→ **What the exercise asks**:
Return each line of the material verbatim.

** Begin Data for this task **

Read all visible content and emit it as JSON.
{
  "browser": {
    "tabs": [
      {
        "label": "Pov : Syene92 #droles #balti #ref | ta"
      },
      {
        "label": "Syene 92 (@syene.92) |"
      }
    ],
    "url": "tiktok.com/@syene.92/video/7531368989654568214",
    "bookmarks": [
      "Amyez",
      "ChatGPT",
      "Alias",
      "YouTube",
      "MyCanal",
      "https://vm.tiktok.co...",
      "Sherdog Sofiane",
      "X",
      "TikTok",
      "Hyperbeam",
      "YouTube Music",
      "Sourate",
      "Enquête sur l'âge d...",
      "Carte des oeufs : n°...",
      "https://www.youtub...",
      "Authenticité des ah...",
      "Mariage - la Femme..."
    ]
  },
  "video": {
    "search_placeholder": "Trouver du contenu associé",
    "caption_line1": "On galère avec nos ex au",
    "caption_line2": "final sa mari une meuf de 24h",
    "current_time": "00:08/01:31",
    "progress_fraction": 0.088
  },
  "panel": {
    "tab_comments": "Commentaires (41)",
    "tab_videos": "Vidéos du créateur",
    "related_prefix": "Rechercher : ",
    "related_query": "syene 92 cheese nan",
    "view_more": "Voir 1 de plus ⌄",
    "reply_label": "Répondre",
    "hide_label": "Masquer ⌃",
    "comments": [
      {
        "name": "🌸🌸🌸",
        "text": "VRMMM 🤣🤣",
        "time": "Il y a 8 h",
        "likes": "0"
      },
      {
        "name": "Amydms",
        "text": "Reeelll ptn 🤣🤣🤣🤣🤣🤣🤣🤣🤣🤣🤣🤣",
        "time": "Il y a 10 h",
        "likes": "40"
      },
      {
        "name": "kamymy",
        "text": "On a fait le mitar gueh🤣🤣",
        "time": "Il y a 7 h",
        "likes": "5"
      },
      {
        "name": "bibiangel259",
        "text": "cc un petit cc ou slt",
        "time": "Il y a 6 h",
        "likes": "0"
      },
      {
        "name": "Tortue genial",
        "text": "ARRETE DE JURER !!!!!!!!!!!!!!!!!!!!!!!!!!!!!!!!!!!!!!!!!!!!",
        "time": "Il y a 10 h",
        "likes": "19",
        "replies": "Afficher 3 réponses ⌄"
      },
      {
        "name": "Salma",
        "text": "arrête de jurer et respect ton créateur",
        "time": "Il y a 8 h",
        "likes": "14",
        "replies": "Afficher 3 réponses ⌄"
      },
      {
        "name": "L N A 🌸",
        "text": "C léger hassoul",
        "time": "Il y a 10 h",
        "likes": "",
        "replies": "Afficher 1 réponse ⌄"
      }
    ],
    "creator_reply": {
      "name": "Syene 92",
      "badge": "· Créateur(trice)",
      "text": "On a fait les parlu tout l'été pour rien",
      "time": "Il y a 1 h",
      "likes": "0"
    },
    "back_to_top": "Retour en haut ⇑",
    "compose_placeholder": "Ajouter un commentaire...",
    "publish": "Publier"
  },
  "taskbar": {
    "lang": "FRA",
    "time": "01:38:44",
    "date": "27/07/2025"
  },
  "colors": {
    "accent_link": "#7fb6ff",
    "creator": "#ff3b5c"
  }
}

** End Data for this task **

→ **Answer to the exercise**:
Read all visible content and emit it as JSON.
{
  "browser": {
    "tabs": [
      {
        "label": "Pov : Syene92 #droles #balti #ref | ta"
      },
      {
        "label": "Syene 92 (@syene.92) |"
      }
    ],
    "url": "tiktok.com/@syene.92/video/7531368989654568214",
    "bookmarks": [
      "Amyez",
      "ChatGPT",
      "Alias",
      "YouTube",
      "MyCanal",
      "https://vm.tiktok.co...",
      "Sherdog Sofiane",
      "X",
      "TikTok",
      "Hyperbeam",
      "YouTube Music",
      "Sourate",
      "Enquête sur l'âge d...",
      "Carte des oeufs : n°...",
      "https://www.youtub...",
      "Authenticité des ah...",
      "Mariage - la Femme..."
    ]
  },
  "video": {
    "search_placeholder": "Trouver du contenu associé",
    "caption_line1": "On galère avec nos ex au",
    "caption_line2": "final sa mari une meuf de 24h",
    "current_time": "00:08/01:31",
    "progress_fraction": 0.088
  },
  "panel": {
    "tab_comments": "Commentaires (41)",
    "tab_videos": "Vidéos du créateur",
    "related_prefix": "Rechercher : ",
    "related_query": "syene 92 cheese nan",
    "view_more": "Voir 1 de plus ⌄",
    "reply_label": "Répondre",
    "hide_label": "Masquer ⌃",
    "comments": [
      {
        "name": "🌸🌸🌸",
        "text": "VRMMM 🤣🤣",
        "time": "Il y a 8 h",
        "likes": "0"
      },
      {
        "name": "Amydms",
        "text": "Reeelll ptn 🤣🤣🤣🤣🤣🤣🤣🤣🤣🤣🤣🤣",
        "time": "Il y a 10 h",
        "likes": "40"
      },
      {
        "name": "kamymy",
        "text": "On a fait le mitar gueh🤣🤣",
        "time": "Il y a 7 h",
        "likes": "5"
      },
      {
        "name": "bibiangel259",
        "text": "cc un petit cc ou slt",
        "time": "Il y a 6 h",
        "likes": "0"
      },
      {
        "name": "Tortue genial",
        "text": "ARRETE DE JURER !!!!!!!!!!!!!!!!!!!!!!!!!!!!!!!!!!!!!!!!!!!!",
        "time": "Il y a 10 h",
        "likes": "19",
        "replies": "Afficher 3 réponses ⌄"
      },
      {
        "name": "Salma",
        "text": "arrête de jurer et respect ton créateur",
        "time": "Il y a 8 h",
        "likes": "14",
        "replies": "Afficher 3 réponses ⌄"
      },
      {
        "name": "L N A 🌸",
        "text": "C léger hassoul",
        "time": "Il y a 10 h",
        "likes": "",
        "replies": "Afficher 1 réponse ⌄"
      }
    ],
    "creator_reply": {
      "name": "Syene 92",
      "badge": "· Créateur(trice)",
      "text": "On a fait les parlu tout l'été pour rien",
      "time": "Il y a 1 h",
      "likes": "0"
    },
    "back_to_top": "Retour en haut ⇑",
    "compose_placeholder": "Ajouter un commentaire...",
    "publish": "Publier"
  },
  "taskbar": {
    "lang": "FRA",
    "time": "01:38:44",
    "date": "27/07/2025"
  },
  "colors": {
    "accent_link": "#7fb6ff",
    "creator": "#ff3b5c"
  }
}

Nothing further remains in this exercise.